━━ Supplied passage ━━

Trump's Body Language, Hugging and Hugs Denied and the Meaning of the Man Hug


When does a hug become performative, or a power play? (i.e. the Comey handshake) There is a man hug ( see excerpt from my book SNAP Making the Most of First Impressions Body Language and Charisma below. That is a sign of affection. This is not a man hug. Trump patted him ever so briefly broke the handshake (the man hug extends it and the hand on the back or shoulder brings the person in close and it lingers) and whispered to him so Comey had to bend down to Trump. Trump broke the handshake with the pat making the he pat was an power play, a top down admonishment.

━━━
━━ Data block ━━

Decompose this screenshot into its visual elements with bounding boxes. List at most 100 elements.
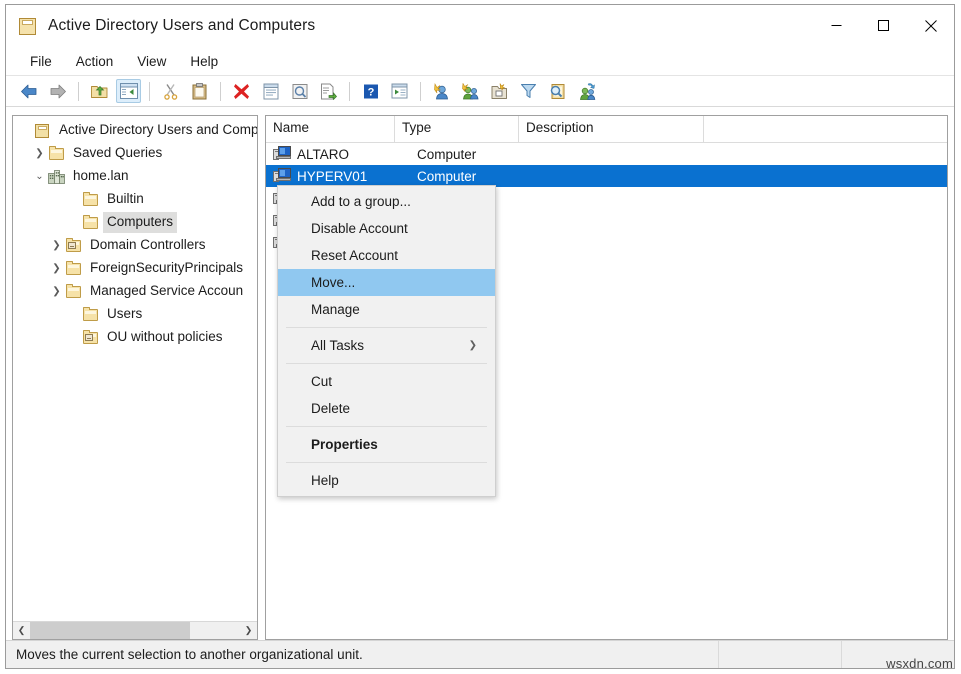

━━━

What is asked
1. Please answer these about the passage on Trump's body language:
(a) Which book does the writer mention taking an excerpt from?
(b) What does the passage say a man hug is a sign of?
(c) What did Comey have to do because Trump whispered to him?
2. Write a continuation of the passage on Trump's body language, picking up after its final sentence.

In response
1.
(a) SNAP Making the Most of First Impressions Body Language and Charisma
(b) Affection
(c) Bend down to Trump

2.
- Why would Trump go in for an unwanted hug even when the spotlight's not on him? Some huggers where raised to be huggers based on their culture and or their family. Some huggers are expression their personality by always hugging.  Some  people who are huggers don’t feel connected or that they have fully expressed themselves  until they hug. Their hug is part of their identity, and may even create for them a unique moment or marker in their interactions.  I study and teach body language and personality assessment. The extroverted huggers in my audiences over the years say, “I am a hugger!” “If someone doesn’t want to hug, I make them!” I think it may feel like a win to some huggers, while others feel like they are able to give their affection in hug and set the tone. Some report, she didn’t want that hug, but then she gave in!” It’s a very interesting mixture of power and warmth. Remember Trump refused to shake hands for years. Look at the old news stories on his anti handshake days. Back then he gained power by not shaking hands as a handshake is an agreement to start the interaction unarmed.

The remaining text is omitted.